## Short problem
Go through the data below. List every line that holds the word "DHCP".

## Data supplied
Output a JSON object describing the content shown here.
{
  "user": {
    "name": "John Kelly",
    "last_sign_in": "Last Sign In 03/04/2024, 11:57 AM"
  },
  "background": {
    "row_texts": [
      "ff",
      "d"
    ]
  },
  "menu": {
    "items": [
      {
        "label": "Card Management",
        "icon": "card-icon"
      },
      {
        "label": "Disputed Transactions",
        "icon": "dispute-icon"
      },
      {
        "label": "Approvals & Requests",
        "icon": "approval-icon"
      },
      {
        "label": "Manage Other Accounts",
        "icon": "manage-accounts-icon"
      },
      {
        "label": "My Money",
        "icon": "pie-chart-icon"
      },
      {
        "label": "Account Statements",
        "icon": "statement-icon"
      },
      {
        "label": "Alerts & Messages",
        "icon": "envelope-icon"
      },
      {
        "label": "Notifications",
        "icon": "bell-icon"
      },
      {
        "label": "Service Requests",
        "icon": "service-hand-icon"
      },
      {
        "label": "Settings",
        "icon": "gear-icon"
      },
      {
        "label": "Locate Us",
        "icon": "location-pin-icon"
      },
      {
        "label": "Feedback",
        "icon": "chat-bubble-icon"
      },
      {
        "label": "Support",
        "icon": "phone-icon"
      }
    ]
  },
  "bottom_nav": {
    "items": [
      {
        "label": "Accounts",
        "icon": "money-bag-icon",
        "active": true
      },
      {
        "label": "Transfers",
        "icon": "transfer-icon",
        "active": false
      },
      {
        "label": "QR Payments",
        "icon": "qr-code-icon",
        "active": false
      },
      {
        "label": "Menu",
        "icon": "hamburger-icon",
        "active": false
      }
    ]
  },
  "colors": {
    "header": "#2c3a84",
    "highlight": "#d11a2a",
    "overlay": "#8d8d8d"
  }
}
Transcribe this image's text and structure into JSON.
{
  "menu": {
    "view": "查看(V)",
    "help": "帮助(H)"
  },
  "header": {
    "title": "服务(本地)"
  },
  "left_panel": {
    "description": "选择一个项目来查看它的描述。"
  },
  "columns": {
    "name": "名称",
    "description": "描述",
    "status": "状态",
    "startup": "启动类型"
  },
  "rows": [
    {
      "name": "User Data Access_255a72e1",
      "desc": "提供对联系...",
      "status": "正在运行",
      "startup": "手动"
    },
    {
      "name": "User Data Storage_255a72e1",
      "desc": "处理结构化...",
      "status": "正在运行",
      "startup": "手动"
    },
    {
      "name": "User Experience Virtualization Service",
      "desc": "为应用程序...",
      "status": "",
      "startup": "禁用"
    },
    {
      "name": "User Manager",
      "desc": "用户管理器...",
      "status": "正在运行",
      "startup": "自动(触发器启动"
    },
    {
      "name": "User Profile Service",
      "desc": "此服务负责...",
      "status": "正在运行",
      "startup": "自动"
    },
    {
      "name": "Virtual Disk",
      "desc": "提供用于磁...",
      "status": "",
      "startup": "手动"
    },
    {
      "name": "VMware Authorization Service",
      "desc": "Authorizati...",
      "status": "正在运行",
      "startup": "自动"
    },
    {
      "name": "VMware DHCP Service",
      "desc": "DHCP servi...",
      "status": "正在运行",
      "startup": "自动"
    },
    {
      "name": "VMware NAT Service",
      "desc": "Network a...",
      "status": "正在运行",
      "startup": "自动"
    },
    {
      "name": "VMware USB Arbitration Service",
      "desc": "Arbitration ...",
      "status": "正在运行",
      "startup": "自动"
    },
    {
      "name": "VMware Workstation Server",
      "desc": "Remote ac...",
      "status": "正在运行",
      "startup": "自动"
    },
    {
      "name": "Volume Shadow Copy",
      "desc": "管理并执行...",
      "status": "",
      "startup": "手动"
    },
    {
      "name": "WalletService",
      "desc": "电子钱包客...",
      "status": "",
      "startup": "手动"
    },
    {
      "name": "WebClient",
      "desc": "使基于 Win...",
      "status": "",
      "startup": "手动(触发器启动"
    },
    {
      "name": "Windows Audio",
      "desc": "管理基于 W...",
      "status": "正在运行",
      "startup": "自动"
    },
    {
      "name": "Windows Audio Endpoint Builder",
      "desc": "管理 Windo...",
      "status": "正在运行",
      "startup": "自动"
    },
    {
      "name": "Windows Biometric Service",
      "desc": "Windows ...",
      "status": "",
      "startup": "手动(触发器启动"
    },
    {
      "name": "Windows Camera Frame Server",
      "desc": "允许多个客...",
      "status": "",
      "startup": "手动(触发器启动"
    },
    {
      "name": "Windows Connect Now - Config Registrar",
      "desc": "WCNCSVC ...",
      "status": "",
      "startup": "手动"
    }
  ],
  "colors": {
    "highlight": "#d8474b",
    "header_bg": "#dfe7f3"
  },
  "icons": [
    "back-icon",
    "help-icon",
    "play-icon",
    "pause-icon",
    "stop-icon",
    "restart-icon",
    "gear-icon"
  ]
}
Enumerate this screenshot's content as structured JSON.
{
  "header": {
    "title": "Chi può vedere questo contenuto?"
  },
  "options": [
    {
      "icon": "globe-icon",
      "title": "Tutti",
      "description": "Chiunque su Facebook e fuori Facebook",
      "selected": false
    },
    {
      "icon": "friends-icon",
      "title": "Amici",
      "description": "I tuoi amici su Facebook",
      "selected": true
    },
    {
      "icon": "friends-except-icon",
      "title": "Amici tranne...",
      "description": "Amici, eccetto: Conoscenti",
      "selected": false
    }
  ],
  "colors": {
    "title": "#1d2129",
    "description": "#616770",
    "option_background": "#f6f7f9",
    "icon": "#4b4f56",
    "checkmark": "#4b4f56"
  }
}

## Reply
      "name": "VMware DHCP Service",
      "desc": "DHCP servi...",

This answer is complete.